- Short exercise A
Output lines from the region boundary listing below verbatim, starting at its first line and ending at the line that contains "incoming-message: 小蓝灯没啥意思，我又看不到 [0,262,440,337]".

Liquid crystal elastomers (LCEs) belong to a class of soft synthetic materials that can deform under temperature changes. They mimic the behavior of muscles, contracting and relaxing in response to external stimuli. The 3D printing of these materials opens up new application possibilities in robotics, prosthetics, and adaptive textiles.
Precisely controlling the properties of these materials requires extruding elastomer-forming ink through a 3D printer nozzle. This process alters the internal structure of the material, aligning rigid molecular components known as mesogens. Until now, optimizing this process has required extensive trial and error.
A research team from the Harvard John A. Paulson School of Engineering and Applied Sciences (SEAS), Princeton University, Lawrence Livermore National Laboratory, and Brookhaven National Laboratory has developed a systematic approach for printing LCEs with controlled molecular alignment. By using X-ray characterization during printing, the researchers were able to precisely determine how mesogens arrange within the printed material.
“When this project began, we simply didn’t have a good understanding of how to precisely control liquid crystal alignment during extrusion-based 3D printing,” said first author Rodrigo Telles, a SEAS graduate student, Academic Cooperation Program scholar and collaborator with Lawrence Livermore National Laboratory. “Yet it is their degree of alignment that gives rise to varying amounts of actuation and contraction when heated.”

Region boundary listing
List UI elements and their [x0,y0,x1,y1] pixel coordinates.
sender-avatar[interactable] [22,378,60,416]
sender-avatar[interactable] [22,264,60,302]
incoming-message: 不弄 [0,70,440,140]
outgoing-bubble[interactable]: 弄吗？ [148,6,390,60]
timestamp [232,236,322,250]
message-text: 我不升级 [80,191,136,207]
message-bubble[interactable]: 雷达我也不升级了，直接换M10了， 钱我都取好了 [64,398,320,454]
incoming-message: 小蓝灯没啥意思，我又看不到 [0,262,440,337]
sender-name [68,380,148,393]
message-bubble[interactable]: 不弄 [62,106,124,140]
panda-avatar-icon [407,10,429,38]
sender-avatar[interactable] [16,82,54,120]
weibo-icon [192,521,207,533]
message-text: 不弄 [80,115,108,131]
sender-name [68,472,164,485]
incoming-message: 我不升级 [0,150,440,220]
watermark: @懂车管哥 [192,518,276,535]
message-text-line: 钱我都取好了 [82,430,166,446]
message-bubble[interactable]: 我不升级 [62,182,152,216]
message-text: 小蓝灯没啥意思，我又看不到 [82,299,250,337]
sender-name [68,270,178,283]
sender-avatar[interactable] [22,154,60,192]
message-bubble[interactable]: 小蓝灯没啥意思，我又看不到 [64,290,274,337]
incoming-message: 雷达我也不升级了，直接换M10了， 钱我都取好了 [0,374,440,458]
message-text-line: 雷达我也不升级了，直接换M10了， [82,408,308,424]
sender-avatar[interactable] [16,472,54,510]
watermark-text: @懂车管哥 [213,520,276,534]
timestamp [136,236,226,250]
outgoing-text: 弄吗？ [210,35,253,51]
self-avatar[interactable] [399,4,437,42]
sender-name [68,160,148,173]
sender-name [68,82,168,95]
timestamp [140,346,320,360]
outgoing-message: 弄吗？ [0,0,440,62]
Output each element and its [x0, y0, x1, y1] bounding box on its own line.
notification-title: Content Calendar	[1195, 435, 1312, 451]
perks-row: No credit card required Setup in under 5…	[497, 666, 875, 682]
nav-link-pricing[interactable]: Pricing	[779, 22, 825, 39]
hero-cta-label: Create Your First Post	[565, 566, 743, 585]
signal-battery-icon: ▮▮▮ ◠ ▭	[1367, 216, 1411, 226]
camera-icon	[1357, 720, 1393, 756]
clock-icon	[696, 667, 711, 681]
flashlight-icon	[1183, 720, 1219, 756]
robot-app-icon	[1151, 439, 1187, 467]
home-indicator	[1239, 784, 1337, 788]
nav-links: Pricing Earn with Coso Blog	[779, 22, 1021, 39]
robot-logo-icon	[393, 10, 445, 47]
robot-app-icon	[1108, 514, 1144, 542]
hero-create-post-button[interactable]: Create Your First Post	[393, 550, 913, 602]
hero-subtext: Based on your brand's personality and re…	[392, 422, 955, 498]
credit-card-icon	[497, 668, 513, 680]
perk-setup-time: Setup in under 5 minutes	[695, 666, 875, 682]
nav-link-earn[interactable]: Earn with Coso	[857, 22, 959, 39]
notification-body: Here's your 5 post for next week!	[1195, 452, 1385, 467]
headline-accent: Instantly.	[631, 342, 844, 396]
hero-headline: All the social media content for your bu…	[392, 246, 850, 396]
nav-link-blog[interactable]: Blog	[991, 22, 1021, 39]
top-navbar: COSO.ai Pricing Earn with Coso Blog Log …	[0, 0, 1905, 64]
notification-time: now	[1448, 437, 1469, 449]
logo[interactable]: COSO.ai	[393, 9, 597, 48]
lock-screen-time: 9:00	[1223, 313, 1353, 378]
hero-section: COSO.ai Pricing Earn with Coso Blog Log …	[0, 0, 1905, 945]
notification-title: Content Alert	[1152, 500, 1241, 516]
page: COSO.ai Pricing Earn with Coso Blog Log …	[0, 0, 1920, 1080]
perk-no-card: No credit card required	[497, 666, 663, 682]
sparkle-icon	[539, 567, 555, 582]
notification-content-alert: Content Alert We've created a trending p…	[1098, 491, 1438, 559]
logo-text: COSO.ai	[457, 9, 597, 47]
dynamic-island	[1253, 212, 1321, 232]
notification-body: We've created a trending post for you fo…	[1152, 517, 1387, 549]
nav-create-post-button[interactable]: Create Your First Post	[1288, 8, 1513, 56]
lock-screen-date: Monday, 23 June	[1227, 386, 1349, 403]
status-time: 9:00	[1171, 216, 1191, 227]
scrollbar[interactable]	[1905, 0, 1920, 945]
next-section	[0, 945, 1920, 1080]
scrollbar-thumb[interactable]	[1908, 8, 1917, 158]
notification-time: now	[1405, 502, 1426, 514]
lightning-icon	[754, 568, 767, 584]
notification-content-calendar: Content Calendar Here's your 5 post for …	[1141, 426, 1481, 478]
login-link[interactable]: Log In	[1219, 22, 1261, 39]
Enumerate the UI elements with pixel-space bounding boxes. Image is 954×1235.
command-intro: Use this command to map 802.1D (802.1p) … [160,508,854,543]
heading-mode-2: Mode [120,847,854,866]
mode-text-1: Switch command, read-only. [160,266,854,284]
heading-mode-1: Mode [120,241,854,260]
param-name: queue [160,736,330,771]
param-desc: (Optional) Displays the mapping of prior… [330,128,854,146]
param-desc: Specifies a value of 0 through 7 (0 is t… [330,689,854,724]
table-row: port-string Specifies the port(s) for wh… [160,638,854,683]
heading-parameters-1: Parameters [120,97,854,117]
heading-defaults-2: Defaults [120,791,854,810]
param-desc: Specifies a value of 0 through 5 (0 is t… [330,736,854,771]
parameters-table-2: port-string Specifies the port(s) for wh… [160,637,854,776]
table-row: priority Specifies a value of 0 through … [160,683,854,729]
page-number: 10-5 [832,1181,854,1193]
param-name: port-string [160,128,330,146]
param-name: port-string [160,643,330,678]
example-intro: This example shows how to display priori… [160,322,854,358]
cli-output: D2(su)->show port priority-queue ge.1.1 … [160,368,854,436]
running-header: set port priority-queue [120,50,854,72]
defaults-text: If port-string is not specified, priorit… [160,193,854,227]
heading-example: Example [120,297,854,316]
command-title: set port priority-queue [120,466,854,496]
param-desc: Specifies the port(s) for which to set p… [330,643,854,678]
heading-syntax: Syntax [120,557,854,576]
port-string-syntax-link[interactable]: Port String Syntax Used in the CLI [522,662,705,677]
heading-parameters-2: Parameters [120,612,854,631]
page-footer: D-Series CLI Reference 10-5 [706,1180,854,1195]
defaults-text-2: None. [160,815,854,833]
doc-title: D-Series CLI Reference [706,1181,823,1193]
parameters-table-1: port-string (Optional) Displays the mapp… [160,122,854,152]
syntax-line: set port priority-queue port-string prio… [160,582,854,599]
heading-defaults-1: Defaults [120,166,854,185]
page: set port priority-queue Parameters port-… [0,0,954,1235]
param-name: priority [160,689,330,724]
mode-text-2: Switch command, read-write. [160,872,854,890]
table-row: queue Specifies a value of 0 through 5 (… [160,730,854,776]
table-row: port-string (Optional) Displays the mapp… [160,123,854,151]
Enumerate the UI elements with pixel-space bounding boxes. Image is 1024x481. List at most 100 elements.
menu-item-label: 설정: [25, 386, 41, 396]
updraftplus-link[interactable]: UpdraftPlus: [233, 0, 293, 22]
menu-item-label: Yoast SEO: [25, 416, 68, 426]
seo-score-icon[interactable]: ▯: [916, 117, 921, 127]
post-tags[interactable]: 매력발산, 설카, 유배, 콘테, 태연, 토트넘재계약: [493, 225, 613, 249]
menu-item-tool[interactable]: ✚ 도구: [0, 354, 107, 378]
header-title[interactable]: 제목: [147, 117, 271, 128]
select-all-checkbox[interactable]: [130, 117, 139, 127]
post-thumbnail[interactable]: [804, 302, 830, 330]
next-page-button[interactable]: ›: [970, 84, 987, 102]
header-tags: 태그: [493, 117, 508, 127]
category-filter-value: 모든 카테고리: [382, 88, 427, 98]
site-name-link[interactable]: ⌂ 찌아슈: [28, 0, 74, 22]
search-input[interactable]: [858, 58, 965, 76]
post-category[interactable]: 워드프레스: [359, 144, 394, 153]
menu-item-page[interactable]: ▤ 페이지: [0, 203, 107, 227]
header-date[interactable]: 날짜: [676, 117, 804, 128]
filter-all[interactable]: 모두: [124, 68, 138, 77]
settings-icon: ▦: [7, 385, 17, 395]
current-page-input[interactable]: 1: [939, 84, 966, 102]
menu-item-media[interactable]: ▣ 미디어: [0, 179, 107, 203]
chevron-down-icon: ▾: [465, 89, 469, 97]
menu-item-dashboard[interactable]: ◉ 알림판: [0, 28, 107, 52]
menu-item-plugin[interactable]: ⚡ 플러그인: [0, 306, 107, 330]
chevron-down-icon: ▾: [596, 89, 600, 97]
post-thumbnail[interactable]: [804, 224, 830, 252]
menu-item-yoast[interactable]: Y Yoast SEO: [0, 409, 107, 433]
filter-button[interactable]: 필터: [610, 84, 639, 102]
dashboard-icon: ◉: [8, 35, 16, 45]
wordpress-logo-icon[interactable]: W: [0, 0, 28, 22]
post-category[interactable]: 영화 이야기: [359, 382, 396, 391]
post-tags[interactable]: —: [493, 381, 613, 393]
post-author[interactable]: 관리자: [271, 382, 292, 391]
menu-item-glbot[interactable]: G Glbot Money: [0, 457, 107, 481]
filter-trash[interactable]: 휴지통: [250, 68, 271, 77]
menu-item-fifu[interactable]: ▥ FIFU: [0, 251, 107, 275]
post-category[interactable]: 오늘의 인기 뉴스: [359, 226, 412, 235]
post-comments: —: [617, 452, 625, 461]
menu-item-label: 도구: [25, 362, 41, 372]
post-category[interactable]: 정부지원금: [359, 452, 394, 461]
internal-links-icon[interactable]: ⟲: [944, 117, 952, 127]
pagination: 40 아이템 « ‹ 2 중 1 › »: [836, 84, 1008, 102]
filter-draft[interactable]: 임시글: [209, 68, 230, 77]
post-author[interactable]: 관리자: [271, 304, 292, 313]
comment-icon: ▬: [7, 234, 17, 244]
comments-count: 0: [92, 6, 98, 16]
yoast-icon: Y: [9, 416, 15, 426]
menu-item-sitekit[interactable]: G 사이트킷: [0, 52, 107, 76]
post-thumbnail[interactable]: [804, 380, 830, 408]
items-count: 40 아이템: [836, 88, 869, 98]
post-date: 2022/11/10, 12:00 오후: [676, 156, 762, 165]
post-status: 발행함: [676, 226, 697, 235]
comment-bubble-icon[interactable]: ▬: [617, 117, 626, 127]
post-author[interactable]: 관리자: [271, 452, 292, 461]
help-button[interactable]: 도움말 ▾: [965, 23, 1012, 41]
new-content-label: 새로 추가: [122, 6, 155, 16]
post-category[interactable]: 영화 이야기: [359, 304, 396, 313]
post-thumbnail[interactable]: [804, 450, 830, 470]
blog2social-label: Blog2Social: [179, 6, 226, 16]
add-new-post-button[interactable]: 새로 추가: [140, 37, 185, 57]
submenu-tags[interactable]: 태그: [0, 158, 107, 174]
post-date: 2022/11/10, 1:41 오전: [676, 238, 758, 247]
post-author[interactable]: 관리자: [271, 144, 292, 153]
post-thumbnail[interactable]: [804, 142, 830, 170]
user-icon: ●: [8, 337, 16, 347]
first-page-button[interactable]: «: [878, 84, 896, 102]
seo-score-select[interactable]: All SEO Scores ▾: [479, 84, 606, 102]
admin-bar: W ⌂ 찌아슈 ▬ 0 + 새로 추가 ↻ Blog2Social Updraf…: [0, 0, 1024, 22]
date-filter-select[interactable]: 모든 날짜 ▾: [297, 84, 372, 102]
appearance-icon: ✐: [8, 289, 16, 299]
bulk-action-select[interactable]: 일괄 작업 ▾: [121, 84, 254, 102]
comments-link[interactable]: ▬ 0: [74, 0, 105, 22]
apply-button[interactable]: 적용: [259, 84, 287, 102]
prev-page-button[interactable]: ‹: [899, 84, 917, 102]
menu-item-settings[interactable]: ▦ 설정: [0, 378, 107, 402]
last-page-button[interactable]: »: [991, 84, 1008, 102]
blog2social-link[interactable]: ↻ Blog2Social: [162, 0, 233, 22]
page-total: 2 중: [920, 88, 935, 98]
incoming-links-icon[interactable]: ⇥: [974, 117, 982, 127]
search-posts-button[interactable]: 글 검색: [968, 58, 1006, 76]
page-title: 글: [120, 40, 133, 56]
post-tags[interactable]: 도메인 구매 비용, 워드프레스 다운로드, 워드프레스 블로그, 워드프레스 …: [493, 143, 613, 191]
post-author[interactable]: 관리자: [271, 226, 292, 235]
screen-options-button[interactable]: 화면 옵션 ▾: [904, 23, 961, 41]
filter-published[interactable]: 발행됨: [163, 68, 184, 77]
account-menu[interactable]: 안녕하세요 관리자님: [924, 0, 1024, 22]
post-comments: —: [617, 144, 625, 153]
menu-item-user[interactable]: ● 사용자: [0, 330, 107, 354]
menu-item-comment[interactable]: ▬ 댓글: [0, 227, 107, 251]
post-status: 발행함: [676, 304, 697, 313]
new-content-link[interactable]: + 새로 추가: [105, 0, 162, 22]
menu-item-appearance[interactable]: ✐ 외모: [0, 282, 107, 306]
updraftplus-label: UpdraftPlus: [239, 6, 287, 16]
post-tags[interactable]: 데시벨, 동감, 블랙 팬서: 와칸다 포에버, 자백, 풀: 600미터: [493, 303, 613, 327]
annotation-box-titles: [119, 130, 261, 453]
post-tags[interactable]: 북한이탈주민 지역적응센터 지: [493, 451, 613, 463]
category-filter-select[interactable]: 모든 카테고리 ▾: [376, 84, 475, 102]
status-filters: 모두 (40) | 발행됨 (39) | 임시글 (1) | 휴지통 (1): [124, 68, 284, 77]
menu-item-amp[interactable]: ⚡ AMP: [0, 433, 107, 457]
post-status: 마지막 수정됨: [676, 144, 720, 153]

- Short exercise B
Return, word for word, the stretch of the liquid crystal elastomer text above starting at "A research team" and ending at "the printed material.".

- Written reply A
List UI elements and their [x0,y0,x1,y1] pixel coordinates.
sender-avatar[interactable] [22,378,60,416]
sender-avatar[interactable] [22,264,60,302]
incoming-message: 不弄 [0,70,440,140]
outgoing-bubble[interactable]: 弄吗？ [148,6,390,60]
timestamp [232,236,322,250]
message-text: 我不升级 [80,191,136,207]
message-bubble[interactable]: 雷达我也不升级了，直接换M10了， 钱我都取好了 [64,398,320,454]
incoming-message: 小蓝灯没啥意思，我又看不到 [0,262,440,337]

- Written reply B
A research team from the Harvard John A. Paulson School of Engineering and Applied Sciences (SEAS), Princeton University, Lawrence Livermore National Laboratory, and Brookhaven National Laboratory has developed a systematic approach for printing LCEs with controlled molecular alignment. By using X-ray characterization during printing, the researchers were able to precisely determine how mesogens arrange within the printed material.